§ THE EXERCISE
Will you give the material below again, every line exactly as it is?

§ SUPPLIED DATA
——————————
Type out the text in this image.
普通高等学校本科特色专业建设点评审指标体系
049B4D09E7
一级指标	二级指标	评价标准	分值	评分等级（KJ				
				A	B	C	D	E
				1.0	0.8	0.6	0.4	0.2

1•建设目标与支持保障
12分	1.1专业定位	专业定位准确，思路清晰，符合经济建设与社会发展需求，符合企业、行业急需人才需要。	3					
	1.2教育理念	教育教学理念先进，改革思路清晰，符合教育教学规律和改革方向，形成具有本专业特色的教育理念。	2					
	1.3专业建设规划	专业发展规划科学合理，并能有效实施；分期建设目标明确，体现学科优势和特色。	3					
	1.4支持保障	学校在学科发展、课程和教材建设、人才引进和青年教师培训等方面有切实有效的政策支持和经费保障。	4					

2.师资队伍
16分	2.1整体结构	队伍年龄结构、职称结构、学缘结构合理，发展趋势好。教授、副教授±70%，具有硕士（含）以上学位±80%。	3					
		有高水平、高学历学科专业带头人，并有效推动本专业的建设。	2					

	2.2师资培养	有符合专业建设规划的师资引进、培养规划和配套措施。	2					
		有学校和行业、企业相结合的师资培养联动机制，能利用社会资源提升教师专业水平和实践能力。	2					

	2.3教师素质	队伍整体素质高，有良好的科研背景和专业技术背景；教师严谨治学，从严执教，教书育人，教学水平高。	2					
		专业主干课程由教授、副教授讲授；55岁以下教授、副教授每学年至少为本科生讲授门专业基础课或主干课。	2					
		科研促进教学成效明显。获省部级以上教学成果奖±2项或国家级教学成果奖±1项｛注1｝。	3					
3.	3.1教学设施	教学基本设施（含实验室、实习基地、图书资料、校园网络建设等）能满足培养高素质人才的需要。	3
——————————
§ THE SOLUTION
Type out the text in this image.
普通高等学校本科特色专业建设点评审指标体系
049B4D09E7
一级指标	二级指标	评价标准	分值	评分等级（KJ				
				A	B	C	D	E
				1.0	0.8	0.6	0.4	0.2

1•建设目标与支持保障
12分	1.1专业定位	专业定位准确，思路清晰，符合经济建设与社会发展需求，符合企业、行业急需人才需要。	3					
	1.2教育理念	教育教学理念先进，改革思路清晰，符合教育教学规律和改革方向，形成具有本专业特色的教育理念。	2					
	1.3专业建设规划	专业发展规划科学合理，并能有效实施；分期建设目标明确，体现学科优势和特色。	3					
	1.4支持保障	学校在学科发展、课程和教材建设、人才引进和青年教师培训等方面有切实有效的政策支持和经费保障。	4					

2.师资队伍
16分	2.1整体结构	队伍年龄结构、职称结构、学缘结构合理，发展趋势好。教授、副教授±70%，具有硕士（含）以上学位±80%。	3					
		有高水平、高学历学科专业带头人，并有效推动本专业的建设。	2					

	2.2师资培养	有符合专业建设规划的师资引进、培养规划和配套措施。	2					
		有学校和行业、企业相结合的师资培养联动机制，能利用社会资源提升教师专业水平和实践能力。	2					

	2.3教师素质	队伍整体素质高，有良好的科研背景和专业技术背景；教师严谨治学，从严执教，教书育人，教学水平高。	2					
		专业主干课程由教授、副教授讲授；55岁以下教授、副教授每学年至少为本科生讲授门专业基础课或主干课。	2					
		科研促进教学成效明显。获省部级以上教学成果奖±2项或国家级教学成果奖±1项｛注1｝。	3					
3.	3.1教学设施	教学基本设施（含实验室、实习基地、图书资料、校园网络建设等）能满足培养高素质人才的需要。	3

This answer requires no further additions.